Give the listing again character for character, but drop the images.

# # # # #

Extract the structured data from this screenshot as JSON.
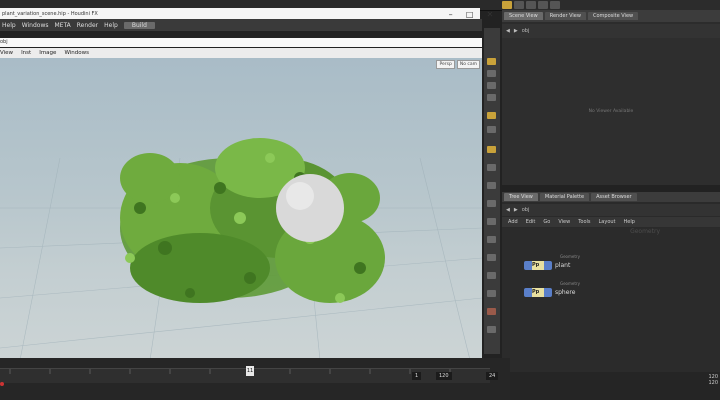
{
  "app": {
    "menubar": [
      "Help",
      "Windows",
      "META",
      "Render",
      "Help"
    ],
    "shelf_chip": "Build",
    "window_title": "plant_variation_scene.hip - Houdini FX",
    "vp_menu": [
      "View",
      "Inst",
      "Image",
      "Windows"
    ],
    "vp_url": "obj",
    "vp_badges": [
      "Persp",
      "No cam"
    ]
  },
  "right_top": {
    "tabs": [
      "Scene View",
      "Render View",
      "Composite View"
    ],
    "path": "obj",
    "empty_message": "No Viewer Available"
  },
  "right_bottom": {
    "tabs": [
      "Tree View",
      "Material Palette",
      "Asset Browser"
    ],
    "path": "obj",
    "menu": [
      "Add",
      "Edit",
      "Go",
      "View",
      "Tools",
      "Layout",
      "Help"
    ],
    "watermark": "Geometry",
    "nodes": [
      {
        "name": "plant",
        "type": "Geometry",
        "label": "Pp"
      },
      {
        "name": "sphere",
        "type": "Geometry",
        "label": "Pp"
      }
    ]
  },
  "timeline": {
    "frame": "11",
    "start": "1",
    "end": "120",
    "step": "24",
    "clock_time": "120",
    "clock_date": "120"
  },
  "colors": {
    "viewport_top": "#a9bcc7",
    "viewport_bottom": "#ccd4d5",
    "plant_green": "#4f8a2a",
    "sphere": "#d8d8d8",
    "node_blue": "#5a7fc9"
  }
}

# # # # #

▸ Expected answer:
Extract the structured data from this screenshot as JSON.
{
  "app": {
    "menubar": [
      "Help",
      "Windows",
      "META",
      "Render",
      "Help"
    ],
    "shelf_chip": "Build",
    "window_title": "plant_variation_scene.hip - Houdini FX",
    "vp_menu": [
      "View",
      "Inst",
      "Image",
      "Windows"
    ],
    "vp_url": "obj",
    "vp_badges": [
      "Persp",
      "No cam"
    ]
  },
  "right_top": {
    "tabs": [
      "Scene View",
      "Render View",
      "Composite View"
    ],
    "path": "obj",
    "empty_message": "No Viewer Available"
  },
  "right_bottom": {
    "tabs": [
      "Tree View",
      "Material Palette",
      "Asset Browser"
    ],
    "path": "obj",
    "menu": [
      "Add",
      "Edit",
      "Go",
      "View",
      "Tools",
      "Layout",
      "Help"
    ],
    "watermark": "Geometry",
    "nodes": [
      {
        "name": "plant",
        "type": "Geometry",
        "label": "Pp"
      },
      {
        "name": "sphere",
        "type": "Geometry",
        "label": "Pp"
      }
    ]
  },
  "timeline": {
    "frame": "11",
    "start": "1",
    "end": "120",
    "step": "24",
    "clock_time": "120",
    "clock_date": "120"
  },
  "colors": {
    "viewport_top": "#a9bcc7",
    "viewport_bottom": "#ccd4d5",
    "plant_green": "#4f8a2a",
    "sphere": "#d8d8d8",
    "node_blue": "#5a7fc9"
  }
}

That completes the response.